Stored data:
#####

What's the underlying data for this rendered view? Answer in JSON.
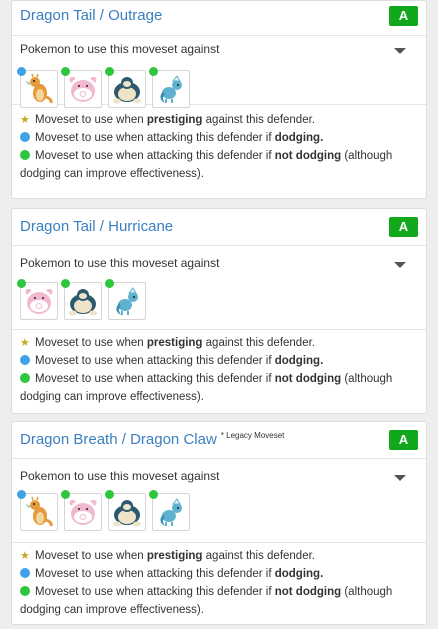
{
  "against_label": "Pokemon to use this moveset against",
  "legend": {
    "prestige_pre": "Moveset to use when ",
    "prestige_bold": "prestiging",
    "prestige_post": " against this defender.",
    "dodge_pre": "Moveset to use when attacking this defender if ",
    "dodge_bold": "dodging.",
    "nododge_pre": "Moveset to use when attacking this defender if ",
    "nododge_bold": "not dodging",
    "nododge_post": " (although",
    "nododge_cont": "dodging can improve effectiveness)."
  },
  "colors": {
    "dodging": "#3fa1e8",
    "not_dodging": "#2ec63c",
    "prestige": "#c9a826",
    "grade": "#12a81c",
    "title": "#3a7fc0"
  },
  "cards": [
    {
      "fast": "Dragon Tail",
      "sep": " / ",
      "charge": "Outrage",
      "legacy": "",
      "grade": "A",
      "pokemon": [
        {
          "name": "Dragonite",
          "dot": "dodging"
        },
        {
          "name": "Blissey",
          "dot": "not_dodging"
        },
        {
          "name": "Snorlax",
          "dot": "not_dodging"
        },
        {
          "name": "Vaporeon",
          "dot": "not_dodging"
        }
      ]
    },
    {
      "fast": "Dragon Tail",
      "sep": " / ",
      "charge": "Hurricane",
      "legacy": "",
      "grade": "A",
      "pokemon": [
        {
          "name": "Blissey",
          "dot": "not_dodging"
        },
        {
          "name": "Snorlax",
          "dot": "not_dodging"
        },
        {
          "name": "Vaporeon",
          "dot": "not_dodging"
        }
      ]
    },
    {
      "fast": "Dragon Breath",
      "sep": " / ",
      "charge": "Dragon Claw",
      "legacy": "* Legacy Moveset",
      "grade": "A",
      "pokemon": [
        {
          "name": "Dragonite",
          "dot": "dodging"
        },
        {
          "name": "Blissey",
          "dot": "not_dodging"
        },
        {
          "name": "Snorlax",
          "dot": "not_dodging"
        },
        {
          "name": "Vaporeon",
          "dot": "not_dodging"
        }
      ]
    }
  ]
}
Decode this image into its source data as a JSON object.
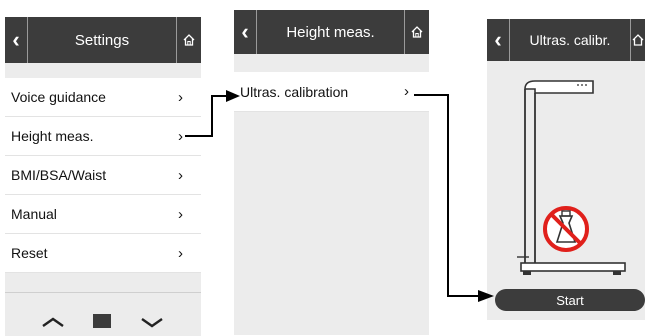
{
  "screens": {
    "settings": {
      "title": "Settings",
      "back_icon": "chevron-left-icon",
      "home_icon": "home-icon",
      "items": [
        {
          "label": "Voice guidance",
          "chevron": "›"
        },
        {
          "label": "Height meas.",
          "chevron": "›"
        },
        {
          "label": "BMI/BSA/Waist",
          "chevron": "›"
        },
        {
          "label": "Manual",
          "chevron": "›"
        },
        {
          "label": "Reset",
          "chevron": "›"
        }
      ],
      "nav": {
        "up_icon": "chevron-up-icon",
        "down_icon": "chevron-down-icon",
        "page_indicator": "page-indicator-icon"
      }
    },
    "height_meas": {
      "title": "Height meas.",
      "back_icon": "chevron-left-icon",
      "home_icon": "home-icon",
      "items": [
        {
          "label": "Ultras. calibration",
          "chevron": "›"
        }
      ]
    },
    "ultras_calibr": {
      "title": "Ultras. calibr.",
      "back_icon": "chevron-left-icon",
      "home_icon": "home-icon",
      "illustration": "height-measuring-station-no-weight-icon",
      "start_label": "Start"
    }
  },
  "flow_arrows": [
    "settings-to-height-meas-arrow",
    "height-meas-to-ultras-calibr-arrow"
  ],
  "colors": {
    "topbar": "#3c3c3c",
    "screen_bg": "#ececec",
    "item_bg": "#ffffff",
    "prohibit_red": "#e0201b"
  }
}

#####

== Short task ==
Go through the entries above and print each one exactly, minus the pictures.

== Solution to the problem ==
What's the underlying data for this rendered view? Answer in JSON.
{
  "against_label": "Pokemon to use this moveset against",
  "legend": {
    "prestige_pre": "Moveset to use when ",
    "prestige_bold": "prestiging",
    "prestige_post": " against this defender.",
    "dodge_pre": "Moveset to use when attacking this defender if ",
    "dodge_bold": "dodging.",
    "nododge_pre": "Moveset to use when attacking this defender if ",
    "nododge_bold": "not dodging",
    "nododge_post": " (although",
    "nododge_cont": "dodging can improve effectiveness)."
  },
  "colors": {
    "dodging": "#3fa1e8",
    "not_dodging": "#2ec63c",
    "prestige": "#c9a826",
    "grade": "#12a81c",
    "title": "#3a7fc0"
  },
  "cards": [
    {
      "fast": "Dragon Tail",
      "sep": " / ",
      "charge": "Outrage",
      "legacy": "",
      "grade": "A",
      "pokemon": [
        {
          "name": "Dragonite",
          "dot": "dodging"
        },
        {
          "name": "Blissey",
          "dot": "not_dodging"
        },
        {
          "name": "Snorlax",
          "dot": "not_dodging"
        },
        {
          "name": "Vaporeon",
          "dot": "not_dodging"
        }
      ]
    },
    {
      "fast": "Dragon Tail",
      "sep": " / ",
      "charge": "Hurricane",
      "legacy": "",
      "grade": "A",
      "pokemon": [
        {
          "name": "Blissey",
          "dot": "not_dodging"
        },
        {
          "name": "Snorlax",
          "dot": "not_dodging"
        },
        {
          "name": "Vaporeon",
          "dot": "not_dodging"
        }
      ]
    },
    {
      "fast": "Dragon Breath",
      "sep": " / ",
      "charge": "Dragon Claw",
      "legacy": "* Legacy Moveset",
      "grade": "A",
      "pokemon": [
        {
          "name": "Dragonite",
          "dot": "dodging"
        },
        {
          "name": "Blissey",
          "dot": "not_dodging"
        },
        {
          "name": "Snorlax",
          "dot": "not_dodging"
        },
        {
          "name": "Vaporeon",
          "dot": "not_dodging"
        }
      ]
    }
  ]
}
Decode this image into its source data as a JSON object.
{
  "screens": {
    "settings": {
      "title": "Settings",
      "back_icon": "chevron-left-icon",
      "home_icon": "home-icon",
      "items": [
        {
          "label": "Voice guidance",
          "chevron": "›"
        },
        {
          "label": "Height meas.",
          "chevron": "›"
        },
        {
          "label": "BMI/BSA/Waist",
          "chevron": "›"
        },
        {
          "label": "Manual",
          "chevron": "›"
        },
        {
          "label": "Reset",
          "chevron": "›"
        }
      ],
      "nav": {
        "up_icon": "chevron-up-icon",
        "down_icon": "chevron-down-icon",
        "page_indicator": "page-indicator-icon"
      }
    },
    "height_meas": {
      "title": "Height meas.",
      "back_icon": "chevron-left-icon",
      "home_icon": "home-icon",
      "items": [
        {
          "label": "Ultras. calibration",
          "chevron": "›"
        }
      ]
    },
    "ultras_calibr": {
      "title": "Ultras. calibr.",
      "back_icon": "chevron-left-icon",
      "home_icon": "home-icon",
      "illustration": "height-measuring-station-no-weight-icon",
      "start_label": "Start"
    }
  },
  "flow_arrows": [
    "settings-to-height-meas-arrow",
    "height-meas-to-ultras-calibr-arrow"
  ],
  "colors": {
    "topbar": "#3c3c3c",
    "screen_bg": "#ececec",
    "item_bg": "#ffffff",
    "prohibit_red": "#e0201b"
  }
}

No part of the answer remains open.